#### Stored data ####

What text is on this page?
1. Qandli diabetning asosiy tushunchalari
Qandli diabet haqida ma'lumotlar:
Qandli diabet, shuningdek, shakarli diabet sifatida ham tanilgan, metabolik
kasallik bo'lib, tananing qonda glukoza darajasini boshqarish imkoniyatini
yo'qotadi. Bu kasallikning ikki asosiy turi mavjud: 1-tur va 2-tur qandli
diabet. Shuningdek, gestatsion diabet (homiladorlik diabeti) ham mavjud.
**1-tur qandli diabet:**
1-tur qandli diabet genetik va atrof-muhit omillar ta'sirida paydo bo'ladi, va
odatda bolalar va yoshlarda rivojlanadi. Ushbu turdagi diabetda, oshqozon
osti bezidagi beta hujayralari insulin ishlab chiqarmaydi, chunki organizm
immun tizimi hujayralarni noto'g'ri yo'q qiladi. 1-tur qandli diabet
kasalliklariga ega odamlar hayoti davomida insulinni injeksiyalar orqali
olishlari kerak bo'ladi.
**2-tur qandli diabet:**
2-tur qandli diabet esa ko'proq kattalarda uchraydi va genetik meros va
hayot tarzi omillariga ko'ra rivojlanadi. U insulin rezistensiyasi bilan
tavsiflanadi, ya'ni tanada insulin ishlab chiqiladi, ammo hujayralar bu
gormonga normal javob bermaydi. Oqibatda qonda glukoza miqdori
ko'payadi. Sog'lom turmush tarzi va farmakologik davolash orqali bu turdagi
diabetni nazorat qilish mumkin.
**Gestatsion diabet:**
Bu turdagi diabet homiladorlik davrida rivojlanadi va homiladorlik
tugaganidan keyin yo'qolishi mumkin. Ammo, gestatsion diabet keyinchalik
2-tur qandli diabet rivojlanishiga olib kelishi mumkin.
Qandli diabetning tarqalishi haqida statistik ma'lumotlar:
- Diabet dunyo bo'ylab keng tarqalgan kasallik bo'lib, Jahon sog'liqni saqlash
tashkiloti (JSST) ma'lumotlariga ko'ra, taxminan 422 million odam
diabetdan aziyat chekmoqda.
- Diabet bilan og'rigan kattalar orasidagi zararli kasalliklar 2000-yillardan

####

Task prompt - Supply the count of lines in the entries that contain the word "ishlab", and nothing besides.

Solution for this task - 2